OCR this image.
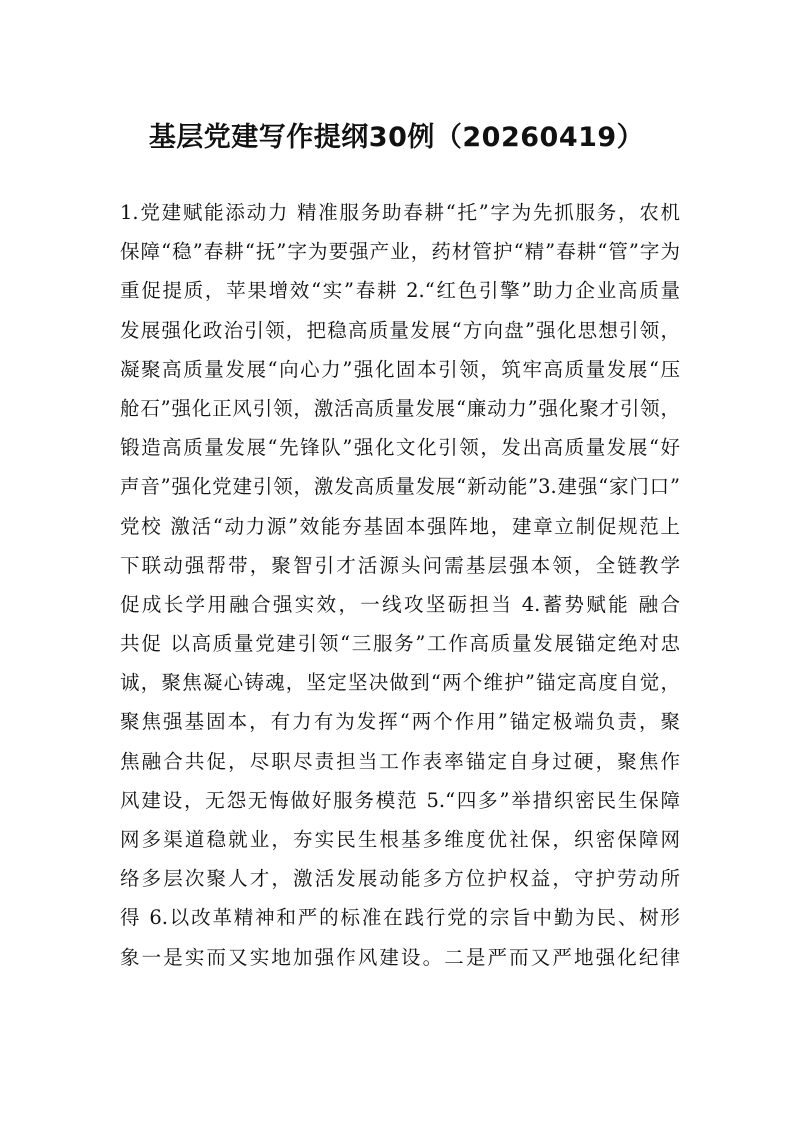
基层党建写作提纲30例（20260419）
1.党建赋能添动力 精准服务助春耕“托”字为先抓服务，农机
保障“稳”春耕“抚”字为要强产业，药材管护“精”春耕“管”字为
重促提质，苹果增效“实”春耕 2.“红色引擎”助力企业高质量
发展强化政治引领，把稳高质量发展“方向盘”强化思想引领，
凝聚高质量发展“向心力”强化固本引领，筑牢高质量发展“压
舱石”强化正风引领，激活高质量发展“廉动力”强化聚才引领，
锻造高质量发展“先锋队”强化文化引领，发出高质量发展“好
声音”强化党建引领，激发高质量发展“新动能”3.建强“家门口”
党校 激活“动力源”效能夯基固本强阵地，建章立制促规范上
下联动强帮带，聚智引才活源头问需基层强本领，全链教学
促成长学用融合强实效，一线攻坚砺担当 4.蓄势赋能 融合
共促 以高质量党建引领“三服务”工作高质量发展锚定绝对忠
诚，聚焦凝心铸魂，坚定坚决做到“两个维护”锚定高度自觉，
聚焦强基固本，有力有为发挥“两个作用”锚定极端负责，聚
焦融合共促，尽职尽责担当工作表率锚定自身过硬，聚焦作
风建设，无怨无悔做好服务模范 5.“四多”举措织密民生保障
网多渠道稳就业，夯实民生根基多维度优社保，织密保障网
络多层次聚人才，激活发展动能多方位护权益，守护劳动所
得 6.以改革精神和严的标准在践行党的宗旨中勤为民、树形
象一是实而又实地加强作风建设。二是严而又严地强化纪律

EXERCISE OBJECTIVE: The records above are to be restated exactly, without their pictures.

ANSWER BELOW:
OCR this image.
基层党建写作提纲30例（20260419）
1.党建赋能添动力 精准服务助春耕“托”字为先抓服务，农机
保障“稳”春耕“抚”字为要强产业，药材管护“精”春耕“管”字为
重促提质，苹果增效“实”春耕 2.“红色引擎”助力企业高质量
发展强化政治引领，把稳高质量发展“方向盘”强化思想引领，
凝聚高质量发展“向心力”强化固本引领，筑牢高质量发展“压
舱石”强化正风引领，激活高质量发展“廉动力”强化聚才引领，
锻造高质量发展“先锋队”强化文化引领，发出高质量发展“好
声音”强化党建引领，激发高质量发展“新动能”3.建强“家门口”
党校 激活“动力源”效能夯基固本强阵地，建章立制促规范上
下联动强帮带，聚智引才活源头问需基层强本领，全链教学
促成长学用融合强实效，一线攻坚砺担当 4.蓄势赋能 融合
共促 以高质量党建引领“三服务”工作高质量发展锚定绝对忠
诚，聚焦凝心铸魂，坚定坚决做到“两个维护”锚定高度自觉，
聚焦强基固本，有力有为发挥“两个作用”锚定极端负责，聚
焦融合共促，尽职尽责担当工作表率锚定自身过硬，聚焦作
风建设，无怨无悔做好服务模范 5.“四多”举措织密民生保障
网多渠道稳就业，夯实民生根基多维度优社保，织密保障网
络多层次聚人才，激活发展动能多方位护权益，守护劳动所
得 6.以改革精神和严的标准在践行党的宗旨中勤为民、树形
象一是实而又实地加强作风建设。二是严而又严地强化纪律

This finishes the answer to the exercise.